- Data to use -

◆ ◆ ◆ ◆ ◆

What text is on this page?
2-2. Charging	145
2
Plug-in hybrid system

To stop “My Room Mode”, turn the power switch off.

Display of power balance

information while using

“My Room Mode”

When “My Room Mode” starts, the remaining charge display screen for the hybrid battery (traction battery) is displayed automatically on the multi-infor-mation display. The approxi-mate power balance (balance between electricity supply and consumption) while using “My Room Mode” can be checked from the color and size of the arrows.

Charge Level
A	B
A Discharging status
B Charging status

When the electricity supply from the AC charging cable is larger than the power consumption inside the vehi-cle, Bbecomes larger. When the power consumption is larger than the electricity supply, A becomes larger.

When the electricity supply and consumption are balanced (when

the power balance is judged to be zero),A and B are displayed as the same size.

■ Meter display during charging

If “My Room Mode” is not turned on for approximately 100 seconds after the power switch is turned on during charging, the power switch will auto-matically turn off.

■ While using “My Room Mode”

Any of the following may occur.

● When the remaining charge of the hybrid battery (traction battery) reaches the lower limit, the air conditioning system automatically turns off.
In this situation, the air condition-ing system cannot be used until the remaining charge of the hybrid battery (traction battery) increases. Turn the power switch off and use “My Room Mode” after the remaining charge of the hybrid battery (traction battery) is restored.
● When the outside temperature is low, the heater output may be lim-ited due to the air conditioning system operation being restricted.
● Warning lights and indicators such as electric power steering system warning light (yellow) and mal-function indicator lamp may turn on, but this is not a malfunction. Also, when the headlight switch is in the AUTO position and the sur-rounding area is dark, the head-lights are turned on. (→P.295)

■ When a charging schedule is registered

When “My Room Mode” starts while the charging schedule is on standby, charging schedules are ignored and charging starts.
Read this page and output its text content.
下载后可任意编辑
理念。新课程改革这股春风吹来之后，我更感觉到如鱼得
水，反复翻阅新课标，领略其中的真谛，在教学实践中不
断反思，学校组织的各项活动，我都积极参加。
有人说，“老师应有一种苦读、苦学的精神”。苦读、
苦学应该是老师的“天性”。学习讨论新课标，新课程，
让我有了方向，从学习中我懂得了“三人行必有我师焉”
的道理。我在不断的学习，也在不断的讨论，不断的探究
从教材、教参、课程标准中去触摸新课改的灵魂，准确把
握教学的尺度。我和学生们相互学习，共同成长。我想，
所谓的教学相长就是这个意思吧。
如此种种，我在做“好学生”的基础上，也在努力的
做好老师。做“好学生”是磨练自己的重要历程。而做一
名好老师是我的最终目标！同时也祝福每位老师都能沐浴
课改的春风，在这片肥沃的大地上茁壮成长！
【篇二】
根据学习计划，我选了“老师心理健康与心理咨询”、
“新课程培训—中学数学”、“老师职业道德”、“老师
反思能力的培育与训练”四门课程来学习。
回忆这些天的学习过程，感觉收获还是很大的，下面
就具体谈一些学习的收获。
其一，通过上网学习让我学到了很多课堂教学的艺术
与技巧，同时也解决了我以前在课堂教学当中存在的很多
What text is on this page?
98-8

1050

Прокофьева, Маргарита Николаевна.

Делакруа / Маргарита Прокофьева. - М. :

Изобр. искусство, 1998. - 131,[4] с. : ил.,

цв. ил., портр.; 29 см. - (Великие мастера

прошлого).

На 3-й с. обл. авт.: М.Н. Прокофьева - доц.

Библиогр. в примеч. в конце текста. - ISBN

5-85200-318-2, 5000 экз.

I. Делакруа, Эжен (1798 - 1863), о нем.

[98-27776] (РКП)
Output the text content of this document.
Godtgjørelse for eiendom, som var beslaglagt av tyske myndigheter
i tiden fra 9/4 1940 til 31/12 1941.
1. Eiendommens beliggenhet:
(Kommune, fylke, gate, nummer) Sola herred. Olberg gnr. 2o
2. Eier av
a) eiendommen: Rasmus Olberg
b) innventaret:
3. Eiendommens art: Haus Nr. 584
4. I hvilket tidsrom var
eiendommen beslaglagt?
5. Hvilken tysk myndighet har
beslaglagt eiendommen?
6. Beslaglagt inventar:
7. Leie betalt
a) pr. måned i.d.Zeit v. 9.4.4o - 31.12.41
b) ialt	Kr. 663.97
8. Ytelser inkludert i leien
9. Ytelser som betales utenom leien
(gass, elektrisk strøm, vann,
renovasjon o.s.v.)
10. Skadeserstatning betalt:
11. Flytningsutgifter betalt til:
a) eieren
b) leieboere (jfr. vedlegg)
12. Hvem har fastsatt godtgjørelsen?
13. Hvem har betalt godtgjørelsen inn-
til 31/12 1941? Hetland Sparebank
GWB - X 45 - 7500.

◆ ◆ ◆ ◆ ◆

- Given instruction -
Every line of the data above should be copied exactly.

- Response to this task -
What text is on this page?
2-2. Charging	145
2
Plug-in hybrid system

To stop “My Room Mode”, turn the power switch off.

Display of power balance

information while using

“My Room Mode”

When “My Room Mode” starts, the remaining charge display screen for the hybrid battery (traction battery) is displayed automatically on the multi-infor-mation display. The approxi-mate power balance (balance between electricity supply and consumption) while using “My Room Mode” can be checked from the color and size of the arrows.

Charge Level
A	B
A Discharging status
B Charging status

When the electricity supply from the AC charging cable is larger than the power consumption inside the vehi-cle, Bbecomes larger. When the power consumption is larger than the electricity supply, A becomes larger.

When the electricity supply and consumption are balanced (when

the power balance is judged to be zero),A and B are displayed as the same size.

■ Meter display during charging

If “My Room Mode” is not turned on for approximately 100 seconds after the power switch is turned on during charging, the power switch will auto-matically turn off.

■ While using “My Room Mode”

Any of the following may occur.

● When the remaining charge of the hybrid battery (traction battery) reaches the lower limit, the air conditioning system automatically turns off.
In this situation, the air condition-ing system cannot be used until the remaining charge of the hybrid battery (traction battery) increases. Turn the power switch off and use “My Room Mode” after the remaining charge of the hybrid battery (traction battery) is restored.
● When the outside temperature is low, the heater output may be lim-ited due to the air conditioning system operation being restricted.
● Warning lights and indicators such as electric power steering system warning light (yellow) and mal-function indicator lamp may turn on, but this is not a malfunction. Also, when the headlight switch is in the AUTO position and the sur-rounding area is dark, the head-lights are turned on. (→P.295)

■ When a charging schedule is registered

When “My Room Mode” starts while the charging schedule is on standby, charging schedules are ignored and charging starts.
Read this page and output its text content.
下载后可任意编辑
理念。新课程改革这股春风吹来之后，我更感觉到如鱼得
水，反复翻阅新课标，领略其中的真谛，在教学实践中不
断反思，学校组织的各项活动，我都积极参加。
有人说，“老师应有一种苦读、苦学的精神”。苦读、
苦学应该是老师的“天性”。学习讨论新课标，新课程，
让我有了方向，从学习中我懂得了“三人行必有我师焉”
的道理。我在不断的学习，也在不断的讨论，不断的探究
从教材、教参、课程标准中去触摸新课改的灵魂，准确把
握教学的尺度。我和学生们相互学习，共同成长。我想，
所谓的教学相长就是这个意思吧。
如此种种，我在做“好学生”的基础上，也在努力的
做好老师。做“好学生”是磨练自己的重要历程。而做一
名好老师是我的最终目标！同时也祝福每位老师都能沐浴
课改的春风，在这片肥沃的大地上茁壮成长！
【篇二】
根据学习计划，我选了“老师心理健康与心理咨询”、
“新课程培训—中学数学”、“老师职业道德”、“老师
反思能力的培育与训练”四门课程来学习。
回忆这些天的学习过程，感觉收获还是很大的，下面
就具体谈一些学习的收获。
其一，通过上网学习让我学到了很多课堂教学的艺术
与技巧，同时也解决了我以前在课堂教学当中存在的很多
What text is on this page?
98-8

1050

Прокофьева, Маргарита Николаевна.

Делакруа / Маргарита Прокофьева. - М. :

Изобр. искусство, 1998. - 131,[4] с. : ил.,

цв. ил., портр.; 29 см. - (Великие мастера

прошлого).

На 3-й с. обл. авт.: М.Н. Прокофьева - доц.

Библиогр. в примеч. в конце текста. - ISBN

5-85200-318-2, 5000 экз.

I. Делакруа, Эжен (1798 - 1863), о нем.

[98-27776] (РКП)
Output the text content of this document.
Godtgjørelse for eiendom, som var beslaglagt av tyske myndigheter
i tiden fra 9/4 1940 til 31/12 1941.
1. Eiendommens beliggenhet:
(Kommune, fylke, gate, nummer) Sola herred. Olberg gnr. 2o
2. Eier av
a) eiendommen: Rasmus Olberg
b) innventaret:
3. Eiendommens art: Haus Nr. 584
4. I hvilket tidsrom var
eiendommen beslaglagt?
5. Hvilken tysk myndighet har
beslaglagt eiendommen?
6. Beslaglagt inventar:
7. Leie betalt
a) pr. måned i.d.Zeit v. 9.4.4o - 31.12.41
b) ialt	Kr. 663.97
8. Ytelser inkludert i leien
9. Ytelser som betales utenom leien
(gass, elektrisk strøm, vann,
renovasjon o.s.v.)
10. Skadeserstatning betalt:
11. Flytningsutgifter betalt til:
a) eieren
b) leieboere (jfr. vedlegg)
12. Hvem har fastsatt godtgjørelsen?
13. Hvem har betalt godtgjørelsen inn-
til 31/12 1941? Hetland Sparebank
GWB - X 45 - 7500.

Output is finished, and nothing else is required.